**Given data**
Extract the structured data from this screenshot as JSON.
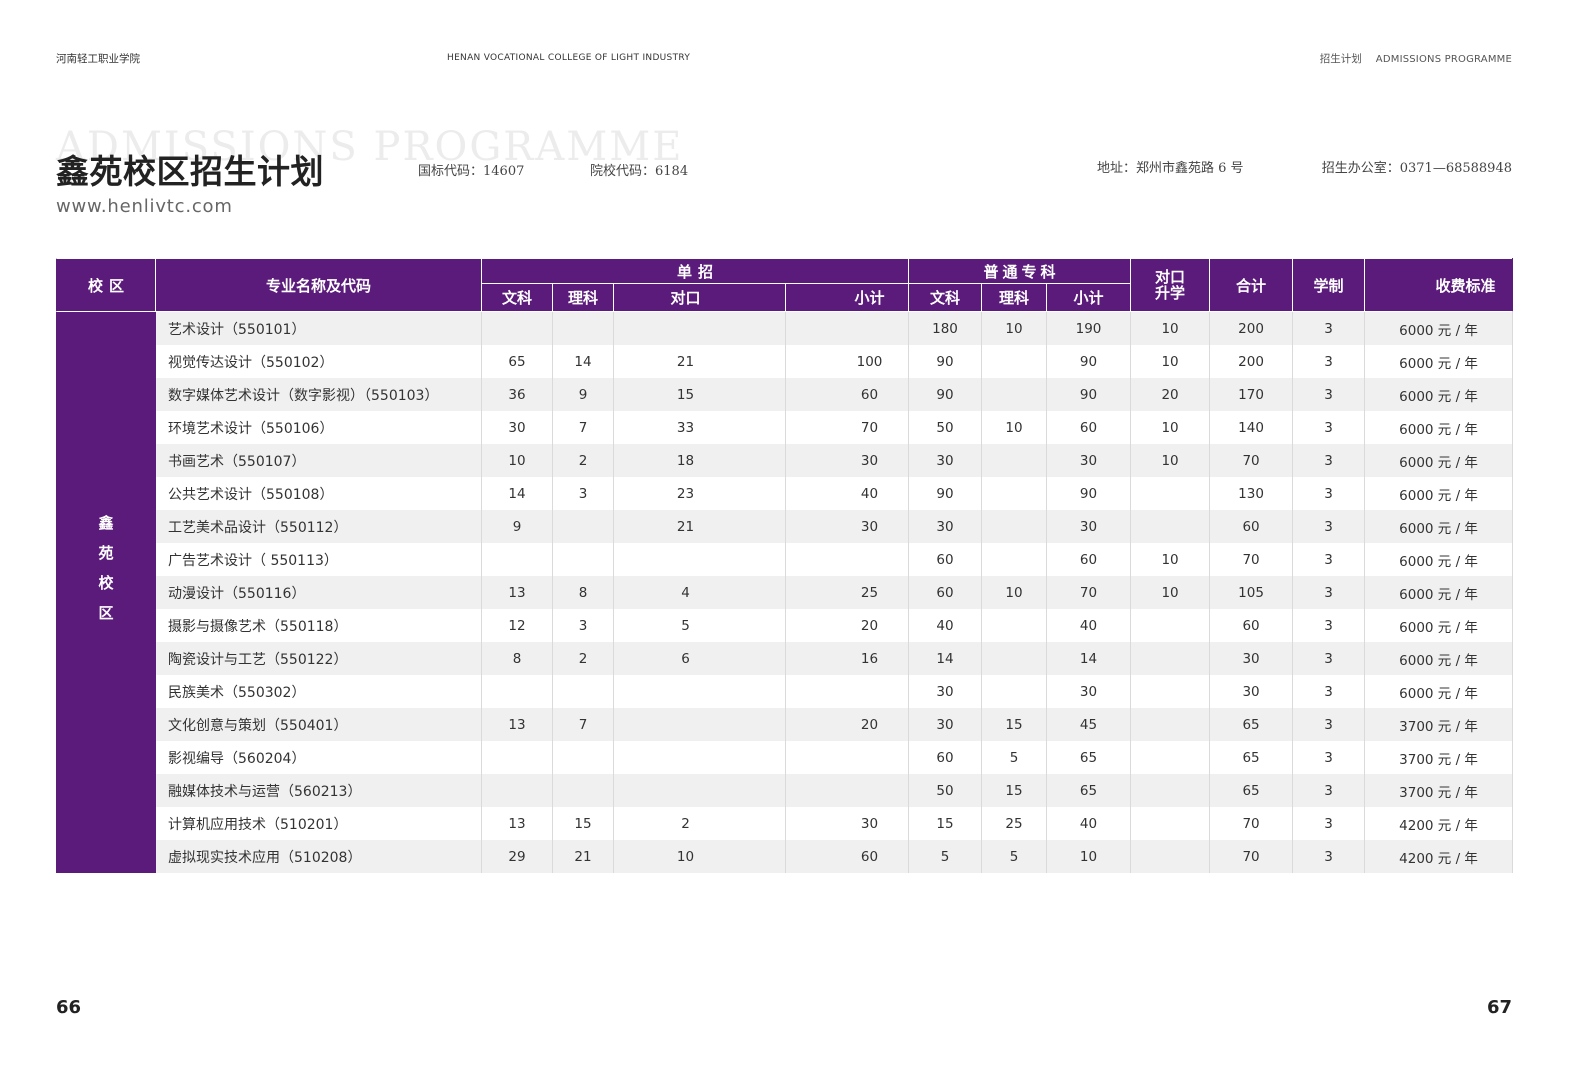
{
  "header": {
    "college_cn": "河南轻工职业学院",
    "college_en": "HENAN VOCATIONAL COLLEGE OF LIGHT INDUSTRY",
    "section_cn": "招生计划",
    "section_en": "ADMISSIONS PROGRAMME"
  },
  "title": {
    "watermark": "ADMISSIONS PROGRAMME",
    "main": "鑫苑校区招生计划",
    "national_code": "国标代码：14607",
    "school_code": "院校代码：6184",
    "address": "地址：郑州市鑫苑路 6 号",
    "office": "招生办公室：0371—68588948",
    "website": "www.henlivtc.com"
  },
  "table": {
    "headers": {
      "campus": "校区",
      "major": "专业名称及代码",
      "single_group": "单招",
      "single_sub": [
        "文科",
        "理科",
        "对口",
        "小计"
      ],
      "general_group": "普通专科",
      "general_sub": [
        "文科",
        "理科",
        "小计"
      ],
      "counterpart": [
        "对口",
        "升学"
      ],
      "total": "合计",
      "duration": "学制",
      "fee": "收费标准"
    },
    "campus_chars": [
      "鑫",
      "苑",
      "校",
      "区"
    ],
    "rows": [
      {
        "major": "艺术设计（550101）",
        "single": [
          "",
          "",
          "",
          ""
        ],
        "general": [
          180,
          10,
          190
        ],
        "counterpart": 10,
        "total": 200,
        "duration": 3,
        "fee": "6000 元 / 年"
      },
      {
        "major": "视觉传达设计（550102）",
        "single": [
          65,
          14,
          21,
          100
        ],
        "general": [
          90,
          "",
          90
        ],
        "counterpart": 10,
        "total": 200,
        "duration": 3,
        "fee": "6000 元 / 年"
      },
      {
        "major": "数字媒体艺术设计（数字影视）（550103）",
        "single": [
          36,
          9,
          15,
          60
        ],
        "general": [
          90,
          "",
          90
        ],
        "counterpart": 20,
        "total": 170,
        "duration": 3,
        "fee": "6000 元 / 年"
      },
      {
        "major": "环境艺术设计（550106）",
        "single": [
          30,
          7,
          33,
          70
        ],
        "general": [
          50,
          10,
          60
        ],
        "counterpart": 10,
        "total": 140,
        "duration": 3,
        "fee": "6000 元 / 年"
      },
      {
        "major": "书画艺术（550107）",
        "single": [
          10,
          2,
          18,
          30
        ],
        "general": [
          30,
          "",
          30
        ],
        "counterpart": 10,
        "total": 70,
        "duration": 3,
        "fee": "6000 元 / 年"
      },
      {
        "major": "公共艺术设计（550108）",
        "single": [
          14,
          3,
          23,
          40
        ],
        "general": [
          90,
          "",
          90
        ],
        "counterpart": "",
        "total": 130,
        "duration": 3,
        "fee": "6000 元 / 年"
      },
      {
        "major": "工艺美术品设计（550112）",
        "single": [
          9,
          "",
          21,
          30
        ],
        "general": [
          30,
          "",
          30
        ],
        "counterpart": "",
        "total": 60,
        "duration": 3,
        "fee": "6000 元 / 年"
      },
      {
        "major": "广告艺术设计（ 550113）",
        "single": [
          "",
          "",
          "",
          ""
        ],
        "general": [
          60,
          "",
          60
        ],
        "counterpart": 10,
        "total": 70,
        "duration": 3,
        "fee": "6000 元 / 年"
      },
      {
        "major": "动漫设计（550116）",
        "single": [
          13,
          8,
          4,
          25
        ],
        "general": [
          60,
          10,
          70
        ],
        "counterpart": 10,
        "total": 105,
        "duration": 3,
        "fee": "6000 元 / 年"
      },
      {
        "major": "摄影与摄像艺术（550118）",
        "single": [
          12,
          3,
          5,
          20
        ],
        "general": [
          40,
          "",
          40
        ],
        "counterpart": "",
        "total": 60,
        "duration": 3,
        "fee": "6000 元 / 年"
      },
      {
        "major": "陶瓷设计与工艺（550122）",
        "single": [
          8,
          2,
          6,
          16
        ],
        "general": [
          14,
          "",
          14
        ],
        "counterpart": "",
        "total": 30,
        "duration": 3,
        "fee": "6000 元 / 年"
      },
      {
        "major": "民族美术（550302）",
        "single": [
          "",
          "",
          "",
          ""
        ],
        "general": [
          30,
          "",
          30
        ],
        "counterpart": "",
        "total": 30,
        "duration": 3,
        "fee": "6000 元 / 年"
      },
      {
        "major": "文化创意与策划（550401）",
        "single": [
          13,
          7,
          "",
          20
        ],
        "general": [
          30,
          15,
          45
        ],
        "counterpart": "",
        "total": 65,
        "duration": 3,
        "fee": "3700 元 / 年"
      },
      {
        "major": "影视编导（560204）",
        "single": [
          "",
          "",
          "",
          ""
        ],
        "general": [
          60,
          5,
          65
        ],
        "counterpart": "",
        "total": 65,
        "duration": 3,
        "fee": "3700 元 / 年"
      },
      {
        "major": "融媒体技术与运营（560213）",
        "single": [
          "",
          "",
          "",
          ""
        ],
        "general": [
          50,
          15,
          65
        ],
        "counterpart": "",
        "total": 65,
        "duration": 3,
        "fee": "3700 元 / 年"
      },
      {
        "major": "计算机应用技术（510201）",
        "single": [
          13,
          15,
          2,
          30
        ],
        "general": [
          15,
          25,
          40
        ],
        "counterpart": "",
        "total": 70,
        "duration": 3,
        "fee": "4200 元 / 年"
      },
      {
        "major": "虚拟现实技术应用（510208）",
        "single": [
          29,
          21,
          10,
          60
        ],
        "general": [
          5,
          5,
          10
        ],
        "counterpart": "",
        "total": 70,
        "duration": 3,
        "fee": "4200 元 / 年"
      }
    ]
  },
  "footer": {
    "page_left": "66",
    "page_right": "67"
  },
  "colors": {
    "accent": "#5b1b7b",
    "row_alt": "#f0f0f0"
  }
}
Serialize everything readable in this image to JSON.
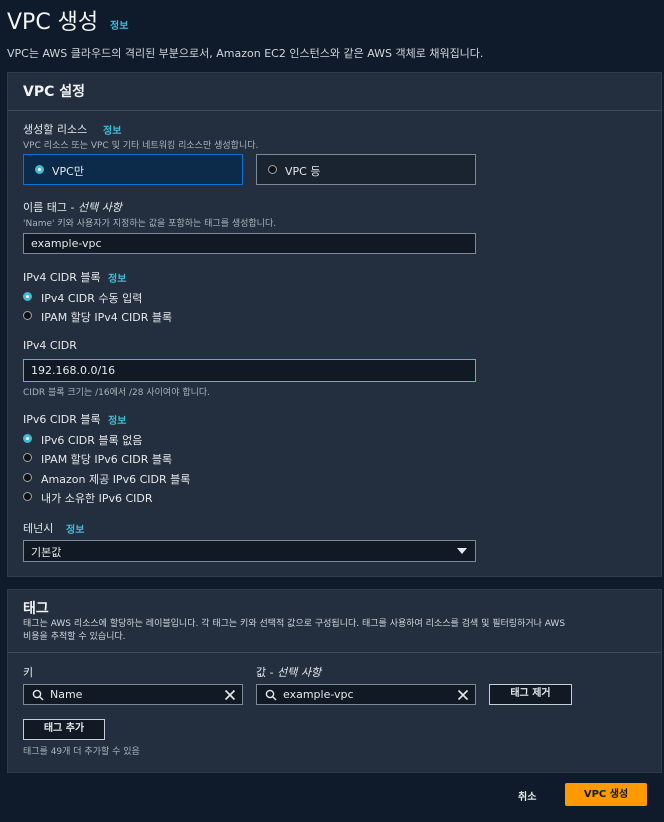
{
  "header": {
    "title": "VPC 생성",
    "info": "정보",
    "subtitle": "VPC는 AWS 클라우드의 격리된 부분으로서, Amazon EC2 인스턴스와 같은 AWS 객체로 채워집니다."
  },
  "vpc_settings": {
    "title": "VPC 설정",
    "resources": {
      "label": "생성할 리소스",
      "info": "정보",
      "description": "VPC 리소스 또는 VPC 및 기타 네트워킹 리소스만 생성합니다.",
      "options": [
        {
          "label": "VPC만",
          "selected": true
        },
        {
          "label": "VPC 등",
          "selected": false
        }
      ]
    },
    "name_tag": {
      "label": "이름 태그 - ",
      "optional": "선택 사항",
      "description": "'Name' 키와 사용자가 지정하는 값을 포함하는 태그를 생성합니다.",
      "value": "example-vpc"
    },
    "ipv4_block": {
      "label": "IPv4 CIDR 블록",
      "info": "정보",
      "options": [
        {
          "label": "IPv4 CIDR 수동 입력",
          "selected": true
        },
        {
          "label": "IPAM 할당 IPv4 CIDR 블록",
          "selected": false
        }
      ]
    },
    "ipv4_cidr": {
      "label": "IPv4 CIDR",
      "value": "192.168.0.0/16",
      "hint": "CIDR 블록 크기는 /16에서 /28 사이여야 합니다."
    },
    "ipv6_block": {
      "label": "IPv6 CIDR 블록",
      "info": "정보",
      "options": [
        {
          "label": "IPv6 CIDR 블록 없음",
          "selected": true
        },
        {
          "label": "IPAM 할당 IPv6 CIDR 블록",
          "selected": false
        },
        {
          "label": "Amazon 제공 IPv6 CIDR 블록",
          "selected": false
        },
        {
          "label": "내가 소유한 IPv6 CIDR",
          "selected": false
        }
      ]
    },
    "tenancy": {
      "label": "테넌시",
      "info": "정보",
      "value": "기본값"
    }
  },
  "tags": {
    "title": "태그",
    "description_line1": "태그는 AWS 리소스에 할당하는 레이블입니다. 각 태그는 키와 선택적 값으로 구성됩니다. 태그를 사용하여 리소스를 검색 및 필터링하거나 AWS",
    "description_line2": "비용을 추적할 수 있습니다.",
    "key_label": "키",
    "value_label": "값 - ",
    "value_optional": "선택 사항",
    "key_value": "Name",
    "value_value": "example-vpc",
    "remove_button": "태그 제거",
    "add_button": "태그 추가",
    "remaining": "태그를 49개 더 추가할 수 있음"
  },
  "footer": {
    "cancel": "취소",
    "create": "VPC 생성"
  },
  "colors": {
    "background": "#0f1b2a",
    "panel": "#232f3e",
    "accent": "#44b9d6",
    "primary": "#ff9900",
    "selected_border": "#0972d3"
  }
}
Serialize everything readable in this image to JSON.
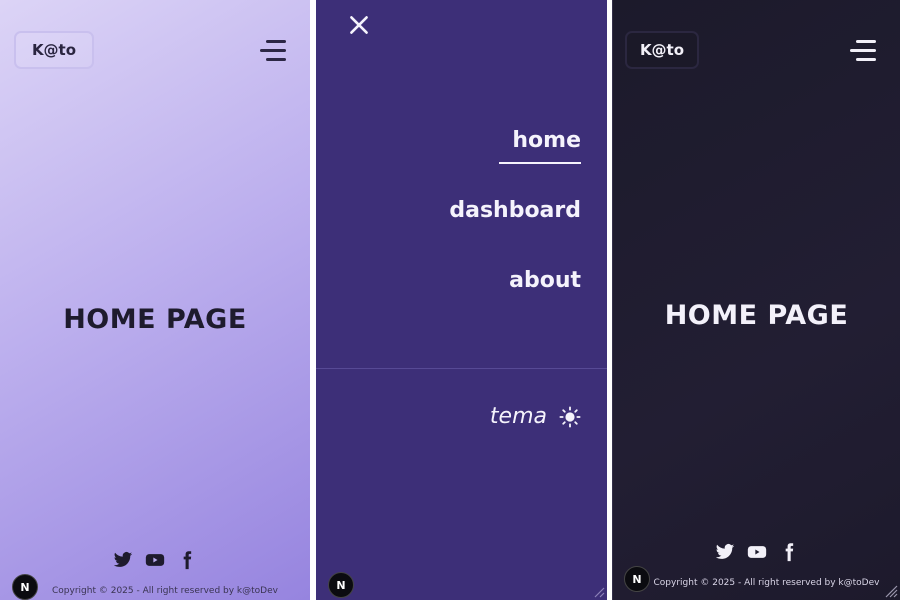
{
  "light": {
    "logo": "K@to",
    "title": "HOME PAGE",
    "copyright": "Copyright © 2025 - All right reserved by k@toDev",
    "badge": "N"
  },
  "menu": {
    "nav": [
      {
        "label": "home",
        "active": true
      },
      {
        "label": "dashboard",
        "active": false
      },
      {
        "label": "about",
        "active": false
      }
    ],
    "theme_label": "tema",
    "badge": "N"
  },
  "dark": {
    "logo": "K@to",
    "title": "HOME PAGE",
    "copyright": "Copyright © 2025 - All right reserved by k@toDev",
    "badge": "N"
  },
  "icons": {
    "menu": "hamburger-icon",
    "close": "close-icon",
    "theme": "sun-icon",
    "social": [
      "twitter-icon",
      "youtube-icon",
      "facebook-icon"
    ]
  },
  "colors": {
    "menu_bg": "#3d2f78",
    "dark_bg": "#1f1c2e",
    "light_gradient_start": "#dcd4f6",
    "light_gradient_end": "#9684df"
  }
}
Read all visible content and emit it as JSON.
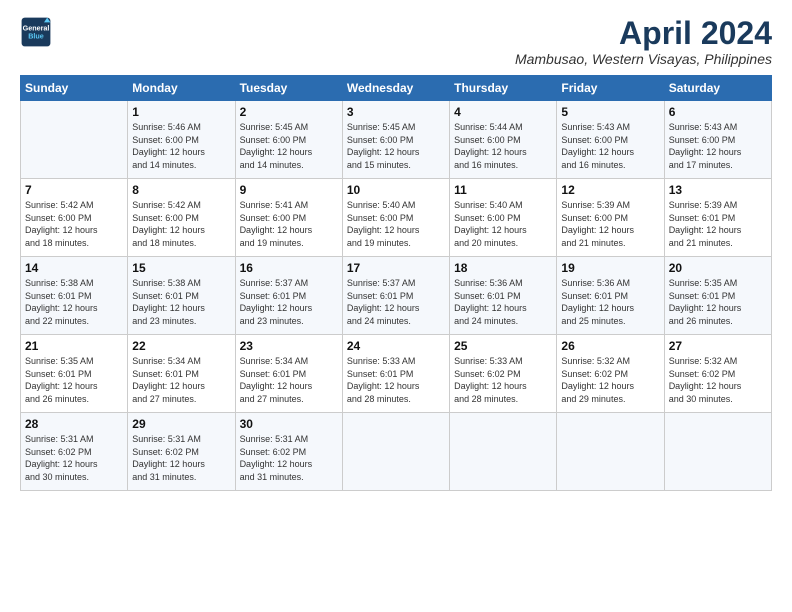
{
  "header": {
    "logo_line1": "General",
    "logo_line2": "Blue",
    "month_year": "April 2024",
    "location": "Mambusao, Western Visayas, Philippines"
  },
  "days_of_week": [
    "Sunday",
    "Monday",
    "Tuesday",
    "Wednesday",
    "Thursday",
    "Friday",
    "Saturday"
  ],
  "weeks": [
    [
      {
        "day": "",
        "text": ""
      },
      {
        "day": "1",
        "text": "Sunrise: 5:46 AM\nSunset: 6:00 PM\nDaylight: 12 hours\nand 14 minutes."
      },
      {
        "day": "2",
        "text": "Sunrise: 5:45 AM\nSunset: 6:00 PM\nDaylight: 12 hours\nand 14 minutes."
      },
      {
        "day": "3",
        "text": "Sunrise: 5:45 AM\nSunset: 6:00 PM\nDaylight: 12 hours\nand 15 minutes."
      },
      {
        "day": "4",
        "text": "Sunrise: 5:44 AM\nSunset: 6:00 PM\nDaylight: 12 hours\nand 16 minutes."
      },
      {
        "day": "5",
        "text": "Sunrise: 5:43 AM\nSunset: 6:00 PM\nDaylight: 12 hours\nand 16 minutes."
      },
      {
        "day": "6",
        "text": "Sunrise: 5:43 AM\nSunset: 6:00 PM\nDaylight: 12 hours\nand 17 minutes."
      }
    ],
    [
      {
        "day": "7",
        "text": "Sunrise: 5:42 AM\nSunset: 6:00 PM\nDaylight: 12 hours\nand 18 minutes."
      },
      {
        "day": "8",
        "text": "Sunrise: 5:42 AM\nSunset: 6:00 PM\nDaylight: 12 hours\nand 18 minutes."
      },
      {
        "day": "9",
        "text": "Sunrise: 5:41 AM\nSunset: 6:00 PM\nDaylight: 12 hours\nand 19 minutes."
      },
      {
        "day": "10",
        "text": "Sunrise: 5:40 AM\nSunset: 6:00 PM\nDaylight: 12 hours\nand 19 minutes."
      },
      {
        "day": "11",
        "text": "Sunrise: 5:40 AM\nSunset: 6:00 PM\nDaylight: 12 hours\nand 20 minutes."
      },
      {
        "day": "12",
        "text": "Sunrise: 5:39 AM\nSunset: 6:00 PM\nDaylight: 12 hours\nand 21 minutes."
      },
      {
        "day": "13",
        "text": "Sunrise: 5:39 AM\nSunset: 6:01 PM\nDaylight: 12 hours\nand 21 minutes."
      }
    ],
    [
      {
        "day": "14",
        "text": "Sunrise: 5:38 AM\nSunset: 6:01 PM\nDaylight: 12 hours\nand 22 minutes."
      },
      {
        "day": "15",
        "text": "Sunrise: 5:38 AM\nSunset: 6:01 PM\nDaylight: 12 hours\nand 23 minutes."
      },
      {
        "day": "16",
        "text": "Sunrise: 5:37 AM\nSunset: 6:01 PM\nDaylight: 12 hours\nand 23 minutes."
      },
      {
        "day": "17",
        "text": "Sunrise: 5:37 AM\nSunset: 6:01 PM\nDaylight: 12 hours\nand 24 minutes."
      },
      {
        "day": "18",
        "text": "Sunrise: 5:36 AM\nSunset: 6:01 PM\nDaylight: 12 hours\nand 24 minutes."
      },
      {
        "day": "19",
        "text": "Sunrise: 5:36 AM\nSunset: 6:01 PM\nDaylight: 12 hours\nand 25 minutes."
      },
      {
        "day": "20",
        "text": "Sunrise: 5:35 AM\nSunset: 6:01 PM\nDaylight: 12 hours\nand 26 minutes."
      }
    ],
    [
      {
        "day": "21",
        "text": "Sunrise: 5:35 AM\nSunset: 6:01 PM\nDaylight: 12 hours\nand 26 minutes."
      },
      {
        "day": "22",
        "text": "Sunrise: 5:34 AM\nSunset: 6:01 PM\nDaylight: 12 hours\nand 27 minutes."
      },
      {
        "day": "23",
        "text": "Sunrise: 5:34 AM\nSunset: 6:01 PM\nDaylight: 12 hours\nand 27 minutes."
      },
      {
        "day": "24",
        "text": "Sunrise: 5:33 AM\nSunset: 6:01 PM\nDaylight: 12 hours\nand 28 minutes."
      },
      {
        "day": "25",
        "text": "Sunrise: 5:33 AM\nSunset: 6:02 PM\nDaylight: 12 hours\nand 28 minutes."
      },
      {
        "day": "26",
        "text": "Sunrise: 5:32 AM\nSunset: 6:02 PM\nDaylight: 12 hours\nand 29 minutes."
      },
      {
        "day": "27",
        "text": "Sunrise: 5:32 AM\nSunset: 6:02 PM\nDaylight: 12 hours\nand 30 minutes."
      }
    ],
    [
      {
        "day": "28",
        "text": "Sunrise: 5:31 AM\nSunset: 6:02 PM\nDaylight: 12 hours\nand 30 minutes."
      },
      {
        "day": "29",
        "text": "Sunrise: 5:31 AM\nSunset: 6:02 PM\nDaylight: 12 hours\nand 31 minutes."
      },
      {
        "day": "30",
        "text": "Sunrise: 5:31 AM\nSunset: 6:02 PM\nDaylight: 12 hours\nand 31 minutes."
      },
      {
        "day": "",
        "text": ""
      },
      {
        "day": "",
        "text": ""
      },
      {
        "day": "",
        "text": ""
      },
      {
        "day": "",
        "text": ""
      }
    ]
  ]
}
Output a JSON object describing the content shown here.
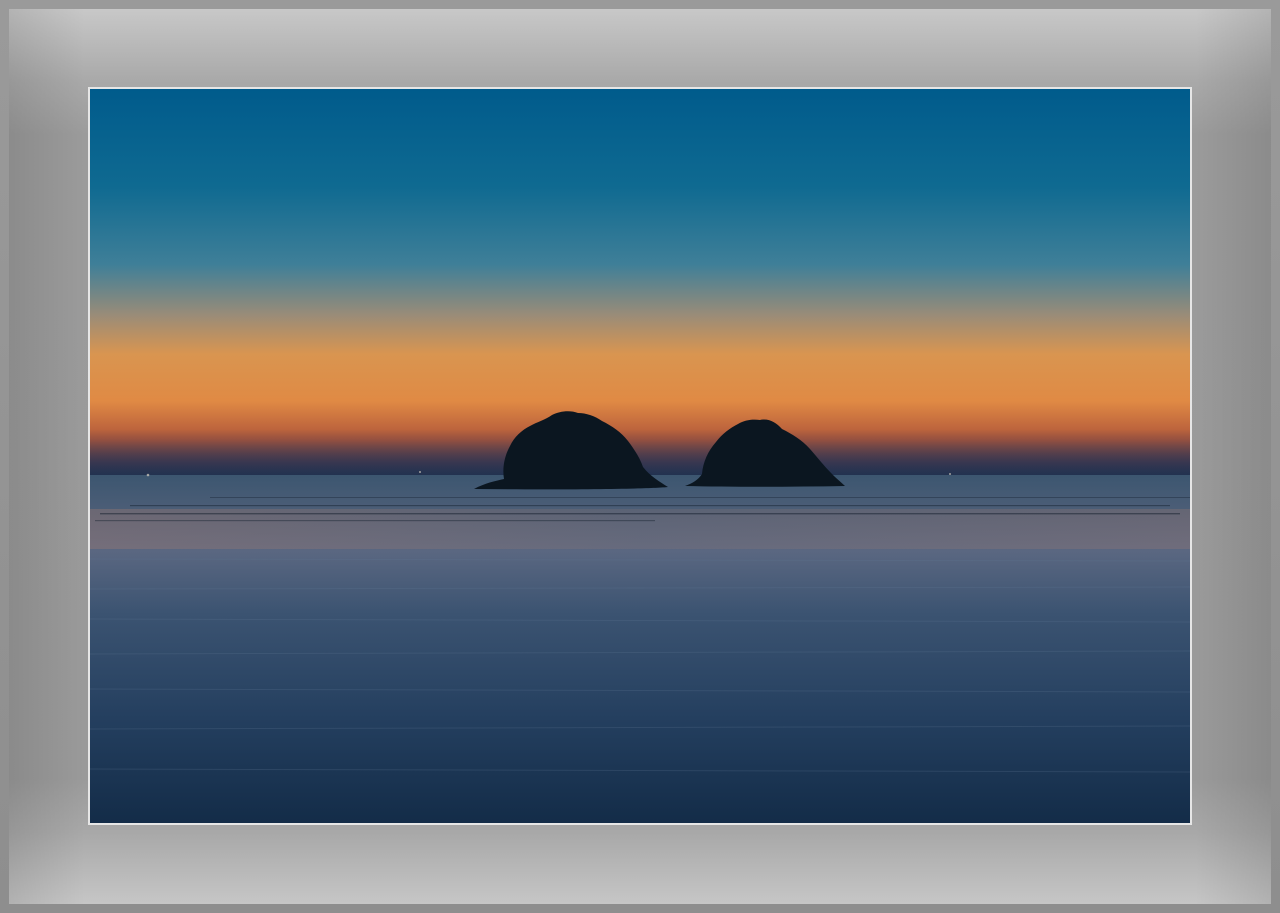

**What is being asked**
From the data above, copy each line that holds "IPAM".

**Answer for the task**
          "label": "IPAM 할당 IPv4 CIDR 블록",
          "label": "IPAM 할당 IPv6 CIDR 블록",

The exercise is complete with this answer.